[begin Input for this task]
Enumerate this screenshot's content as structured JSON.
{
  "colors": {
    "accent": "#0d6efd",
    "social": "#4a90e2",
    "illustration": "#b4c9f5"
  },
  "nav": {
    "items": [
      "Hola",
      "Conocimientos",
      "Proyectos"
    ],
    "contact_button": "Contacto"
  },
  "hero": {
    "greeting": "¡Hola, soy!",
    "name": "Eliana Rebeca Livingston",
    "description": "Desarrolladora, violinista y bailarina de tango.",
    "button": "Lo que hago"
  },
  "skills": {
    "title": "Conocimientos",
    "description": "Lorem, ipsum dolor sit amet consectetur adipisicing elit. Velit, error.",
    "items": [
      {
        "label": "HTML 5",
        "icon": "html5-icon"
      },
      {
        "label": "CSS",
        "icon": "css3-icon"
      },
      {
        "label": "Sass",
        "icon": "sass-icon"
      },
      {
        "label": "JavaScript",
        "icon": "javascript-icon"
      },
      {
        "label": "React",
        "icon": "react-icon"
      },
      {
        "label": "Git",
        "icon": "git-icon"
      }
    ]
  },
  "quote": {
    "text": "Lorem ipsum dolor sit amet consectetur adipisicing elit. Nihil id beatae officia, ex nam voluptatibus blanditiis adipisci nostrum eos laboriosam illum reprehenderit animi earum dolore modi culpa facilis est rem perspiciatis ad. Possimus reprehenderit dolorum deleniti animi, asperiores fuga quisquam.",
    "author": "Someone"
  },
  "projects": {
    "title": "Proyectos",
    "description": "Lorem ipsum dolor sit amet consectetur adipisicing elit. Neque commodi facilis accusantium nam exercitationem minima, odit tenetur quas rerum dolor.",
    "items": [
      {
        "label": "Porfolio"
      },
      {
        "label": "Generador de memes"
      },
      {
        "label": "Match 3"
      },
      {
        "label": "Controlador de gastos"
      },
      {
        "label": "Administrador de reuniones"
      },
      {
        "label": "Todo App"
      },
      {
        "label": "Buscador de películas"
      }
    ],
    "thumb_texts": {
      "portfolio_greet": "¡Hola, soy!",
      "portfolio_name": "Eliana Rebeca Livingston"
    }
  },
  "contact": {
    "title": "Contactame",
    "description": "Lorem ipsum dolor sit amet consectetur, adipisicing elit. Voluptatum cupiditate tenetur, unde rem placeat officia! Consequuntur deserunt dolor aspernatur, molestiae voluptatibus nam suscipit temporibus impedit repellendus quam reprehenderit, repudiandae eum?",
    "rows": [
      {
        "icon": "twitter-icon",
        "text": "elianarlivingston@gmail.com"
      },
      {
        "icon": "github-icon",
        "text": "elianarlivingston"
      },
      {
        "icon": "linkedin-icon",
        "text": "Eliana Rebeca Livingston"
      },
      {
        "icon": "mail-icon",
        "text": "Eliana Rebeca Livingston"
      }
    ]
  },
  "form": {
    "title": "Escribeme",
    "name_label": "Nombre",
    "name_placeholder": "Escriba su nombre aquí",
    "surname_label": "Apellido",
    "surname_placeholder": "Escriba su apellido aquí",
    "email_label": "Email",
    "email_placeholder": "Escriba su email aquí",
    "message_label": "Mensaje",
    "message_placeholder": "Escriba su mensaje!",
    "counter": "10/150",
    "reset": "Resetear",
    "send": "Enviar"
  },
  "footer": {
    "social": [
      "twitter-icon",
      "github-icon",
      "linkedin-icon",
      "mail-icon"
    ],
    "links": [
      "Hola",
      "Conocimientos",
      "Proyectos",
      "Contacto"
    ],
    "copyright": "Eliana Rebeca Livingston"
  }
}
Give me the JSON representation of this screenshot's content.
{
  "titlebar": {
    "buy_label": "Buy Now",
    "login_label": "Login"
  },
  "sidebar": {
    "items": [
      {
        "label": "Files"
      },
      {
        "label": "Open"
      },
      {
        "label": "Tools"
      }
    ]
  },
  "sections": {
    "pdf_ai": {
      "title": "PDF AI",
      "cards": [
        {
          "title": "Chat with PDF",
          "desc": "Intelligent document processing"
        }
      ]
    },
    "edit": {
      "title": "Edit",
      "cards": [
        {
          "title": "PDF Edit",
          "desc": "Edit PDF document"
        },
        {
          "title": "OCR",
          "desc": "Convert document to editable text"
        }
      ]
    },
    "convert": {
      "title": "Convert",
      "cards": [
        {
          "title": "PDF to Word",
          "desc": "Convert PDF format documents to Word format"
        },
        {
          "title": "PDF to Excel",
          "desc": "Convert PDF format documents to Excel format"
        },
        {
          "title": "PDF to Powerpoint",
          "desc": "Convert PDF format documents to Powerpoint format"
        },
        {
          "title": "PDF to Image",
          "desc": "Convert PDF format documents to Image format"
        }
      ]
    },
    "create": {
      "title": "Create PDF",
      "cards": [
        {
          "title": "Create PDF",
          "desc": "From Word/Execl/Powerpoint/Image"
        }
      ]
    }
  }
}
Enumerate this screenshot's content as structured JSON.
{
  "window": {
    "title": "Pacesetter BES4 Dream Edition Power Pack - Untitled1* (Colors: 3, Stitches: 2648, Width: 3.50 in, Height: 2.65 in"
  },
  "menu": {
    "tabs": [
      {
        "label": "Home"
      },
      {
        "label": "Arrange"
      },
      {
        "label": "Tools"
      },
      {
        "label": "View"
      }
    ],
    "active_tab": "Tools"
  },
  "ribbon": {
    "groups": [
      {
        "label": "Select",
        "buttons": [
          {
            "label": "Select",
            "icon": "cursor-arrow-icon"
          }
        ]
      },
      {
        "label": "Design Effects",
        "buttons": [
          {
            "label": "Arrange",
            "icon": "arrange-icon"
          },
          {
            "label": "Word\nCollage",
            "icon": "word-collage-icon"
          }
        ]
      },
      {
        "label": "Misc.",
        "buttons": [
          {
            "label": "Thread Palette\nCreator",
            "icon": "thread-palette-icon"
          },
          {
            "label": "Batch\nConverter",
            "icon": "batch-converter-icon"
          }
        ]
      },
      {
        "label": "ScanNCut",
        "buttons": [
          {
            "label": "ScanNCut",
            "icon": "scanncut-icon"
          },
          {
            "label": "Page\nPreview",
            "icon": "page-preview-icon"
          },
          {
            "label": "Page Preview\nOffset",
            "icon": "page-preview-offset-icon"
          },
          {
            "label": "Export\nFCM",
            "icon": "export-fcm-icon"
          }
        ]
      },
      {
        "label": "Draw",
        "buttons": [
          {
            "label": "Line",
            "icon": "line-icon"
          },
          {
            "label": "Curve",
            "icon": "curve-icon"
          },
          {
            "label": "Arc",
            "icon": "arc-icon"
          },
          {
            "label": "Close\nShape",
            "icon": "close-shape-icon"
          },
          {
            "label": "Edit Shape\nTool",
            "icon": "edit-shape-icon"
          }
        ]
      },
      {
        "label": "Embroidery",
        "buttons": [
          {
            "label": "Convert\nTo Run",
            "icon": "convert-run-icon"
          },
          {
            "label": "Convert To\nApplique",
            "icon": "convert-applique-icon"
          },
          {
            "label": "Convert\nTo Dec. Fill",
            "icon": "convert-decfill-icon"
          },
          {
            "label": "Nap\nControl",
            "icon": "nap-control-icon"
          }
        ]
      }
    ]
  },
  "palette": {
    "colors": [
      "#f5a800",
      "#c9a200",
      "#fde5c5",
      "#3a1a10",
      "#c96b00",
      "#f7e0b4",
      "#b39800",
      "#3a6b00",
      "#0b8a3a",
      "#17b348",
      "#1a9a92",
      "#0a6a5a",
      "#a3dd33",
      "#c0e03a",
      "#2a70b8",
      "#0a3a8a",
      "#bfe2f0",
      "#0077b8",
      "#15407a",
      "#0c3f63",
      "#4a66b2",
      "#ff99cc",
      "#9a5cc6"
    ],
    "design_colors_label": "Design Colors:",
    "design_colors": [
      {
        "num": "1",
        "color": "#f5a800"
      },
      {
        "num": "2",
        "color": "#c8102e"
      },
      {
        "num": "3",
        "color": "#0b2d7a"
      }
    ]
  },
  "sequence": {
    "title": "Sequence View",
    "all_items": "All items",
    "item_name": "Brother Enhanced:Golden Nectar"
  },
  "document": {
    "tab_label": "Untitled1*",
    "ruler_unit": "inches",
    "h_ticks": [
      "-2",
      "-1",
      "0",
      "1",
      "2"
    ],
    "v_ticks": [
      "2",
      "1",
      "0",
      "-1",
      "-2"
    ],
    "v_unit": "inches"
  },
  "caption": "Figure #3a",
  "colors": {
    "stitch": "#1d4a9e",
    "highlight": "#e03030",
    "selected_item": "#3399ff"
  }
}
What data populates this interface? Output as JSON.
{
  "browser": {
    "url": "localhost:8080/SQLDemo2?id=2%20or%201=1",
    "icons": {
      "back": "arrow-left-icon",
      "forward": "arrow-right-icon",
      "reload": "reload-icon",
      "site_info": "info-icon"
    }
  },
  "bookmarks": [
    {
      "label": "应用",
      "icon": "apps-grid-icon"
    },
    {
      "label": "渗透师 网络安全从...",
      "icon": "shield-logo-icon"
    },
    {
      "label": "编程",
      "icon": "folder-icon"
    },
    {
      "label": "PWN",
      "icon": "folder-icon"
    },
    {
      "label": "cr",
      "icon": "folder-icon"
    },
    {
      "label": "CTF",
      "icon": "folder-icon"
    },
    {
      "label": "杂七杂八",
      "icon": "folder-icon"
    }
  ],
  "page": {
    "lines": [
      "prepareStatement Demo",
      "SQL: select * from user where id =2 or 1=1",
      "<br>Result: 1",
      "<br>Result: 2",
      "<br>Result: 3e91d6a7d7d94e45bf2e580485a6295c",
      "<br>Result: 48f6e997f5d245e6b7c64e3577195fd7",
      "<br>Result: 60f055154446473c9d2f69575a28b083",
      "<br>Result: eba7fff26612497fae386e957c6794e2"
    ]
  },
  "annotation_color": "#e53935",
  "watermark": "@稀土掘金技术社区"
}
[end Input for this task]
* **Directions**: All lines above containing the string "arrow" are to be collected.

* **Solution below**:
            "icon": "cursor-arrow-icon"
      "back": "arrow-left-icon",
      "forward": "arrow-right-icon",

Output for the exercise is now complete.